## Start
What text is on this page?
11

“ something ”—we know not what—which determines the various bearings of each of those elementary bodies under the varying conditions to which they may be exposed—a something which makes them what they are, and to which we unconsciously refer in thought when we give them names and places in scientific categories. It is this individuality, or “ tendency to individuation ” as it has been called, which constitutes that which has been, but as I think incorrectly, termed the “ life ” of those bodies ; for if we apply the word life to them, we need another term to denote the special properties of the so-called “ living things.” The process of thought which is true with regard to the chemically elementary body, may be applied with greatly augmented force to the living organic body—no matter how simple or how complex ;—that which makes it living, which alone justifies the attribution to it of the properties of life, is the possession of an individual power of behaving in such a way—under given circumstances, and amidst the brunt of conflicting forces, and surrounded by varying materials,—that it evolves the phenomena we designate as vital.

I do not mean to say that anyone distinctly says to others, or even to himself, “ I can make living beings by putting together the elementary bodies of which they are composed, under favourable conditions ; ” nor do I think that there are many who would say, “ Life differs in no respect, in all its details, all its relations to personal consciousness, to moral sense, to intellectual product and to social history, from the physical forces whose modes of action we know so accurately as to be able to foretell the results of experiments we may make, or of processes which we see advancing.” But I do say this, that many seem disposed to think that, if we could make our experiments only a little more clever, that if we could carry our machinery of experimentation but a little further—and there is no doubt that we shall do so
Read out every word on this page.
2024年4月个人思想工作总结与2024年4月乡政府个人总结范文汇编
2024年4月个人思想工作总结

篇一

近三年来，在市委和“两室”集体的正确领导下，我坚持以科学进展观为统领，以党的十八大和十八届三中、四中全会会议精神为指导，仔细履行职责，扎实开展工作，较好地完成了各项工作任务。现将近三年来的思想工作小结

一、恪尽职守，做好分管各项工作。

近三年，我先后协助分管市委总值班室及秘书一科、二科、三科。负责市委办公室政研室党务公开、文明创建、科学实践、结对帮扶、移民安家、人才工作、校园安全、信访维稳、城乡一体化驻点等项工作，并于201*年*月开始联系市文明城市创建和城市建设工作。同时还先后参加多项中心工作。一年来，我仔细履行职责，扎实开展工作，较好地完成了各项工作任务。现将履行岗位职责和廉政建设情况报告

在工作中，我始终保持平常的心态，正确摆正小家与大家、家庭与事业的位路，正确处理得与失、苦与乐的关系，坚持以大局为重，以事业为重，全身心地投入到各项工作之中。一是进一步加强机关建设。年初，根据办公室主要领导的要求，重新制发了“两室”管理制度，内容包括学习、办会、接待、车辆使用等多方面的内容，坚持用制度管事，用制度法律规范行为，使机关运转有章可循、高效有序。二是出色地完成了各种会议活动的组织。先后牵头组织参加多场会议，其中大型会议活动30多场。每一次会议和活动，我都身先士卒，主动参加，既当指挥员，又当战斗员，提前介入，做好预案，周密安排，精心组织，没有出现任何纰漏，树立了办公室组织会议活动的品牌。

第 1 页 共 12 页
## End
## Instruction
Copy out the full material exactly as it appears.

## Full answer
What text is on this page?
11

“ something ”—we know not what—which determines the various bearings of each of those elementary bodies under the varying conditions to which they may be exposed—a something which makes them what they are, and to which we unconsciously refer in thought when we give them names and places in scientific categories. It is this individuality, or “ tendency to individuation ” as it has been called, which constitutes that which has been, but as I think incorrectly, termed the “ life ” of those bodies ; for if we apply the word life to them, we need another term to denote the special properties of the so-called “ living things.” The process of thought which is true with regard to the chemically elementary body, may be applied with greatly augmented force to the living organic body—no matter how simple or how complex ;—that which makes it living, which alone justifies the attribution to it of the properties of life, is the possession of an individual power of behaving in such a way—under given circumstances, and amidst the brunt of conflicting forces, and surrounded by varying materials,—that it evolves the phenomena we designate as vital.

I do not mean to say that anyone distinctly says to others, or even to himself, “ I can make living beings by putting together the elementary bodies of which they are composed, under favourable conditions ; ” nor do I think that there are many who would say, “ Life differs in no respect, in all its details, all its relations to personal consciousness, to moral sense, to intellectual product and to social history, from the physical forces whose modes of action we know so accurately as to be able to foretell the results of experiments we may make, or of processes which we see advancing.” But I do say this, that many seem disposed to think that, if we could make our experiments only a little more clever, that if we could carry our machinery of experimentation but a little further—and there is no doubt that we shall do so
Read out every word on this page.
2024年4月个人思想工作总结与2024年4月乡政府个人总结范文汇编
2024年4月个人思想工作总结

篇一

近三年来，在市委和“两室”集体的正确领导下，我坚持以科学进展观为统领，以党的十八大和十八届三中、四中全会会议精神为指导，仔细履行职责，扎实开展工作，较好地完成了各项工作任务。现将近三年来的思想工作小结

一、恪尽职守，做好分管各项工作。

近三年，我先后协助分管市委总值班室及秘书一科、二科、三科。负责市委办公室政研室党务公开、文明创建、科学实践、结对帮扶、移民安家、人才工作、校园安全、信访维稳、城乡一体化驻点等项工作，并于201*年*月开始联系市文明城市创建和城市建设工作。同时还先后参加多项中心工作。一年来，我仔细履行职责，扎实开展工作，较好地完成了各项工作任务。现将履行岗位职责和廉政建设情况报告

在工作中，我始终保持平常的心态，正确摆正小家与大家、家庭与事业的位路，正确处理得与失、苦与乐的关系，坚持以大局为重，以事业为重，全身心地投入到各项工作之中。一是进一步加强机关建设。年初，根据办公室主要领导的要求，重新制发了“两室”管理制度，内容包括学习、办会、接待、车辆使用等多方面的内容，坚持用制度管事，用制度法律规范行为，使机关运转有章可循、高效有序。二是出色地完成了各种会议活动的组织。先后牵头组织参加多场会议，其中大型会议活动30多场。每一次会议和活动，我都身先士卒，主动参加，既当指挥员，又当战斗员，提前介入，做好预案，周密安排，精心组织，没有出现任何纰漏，树立了办公室组织会议活动的品牌。

第 1 页 共 12 页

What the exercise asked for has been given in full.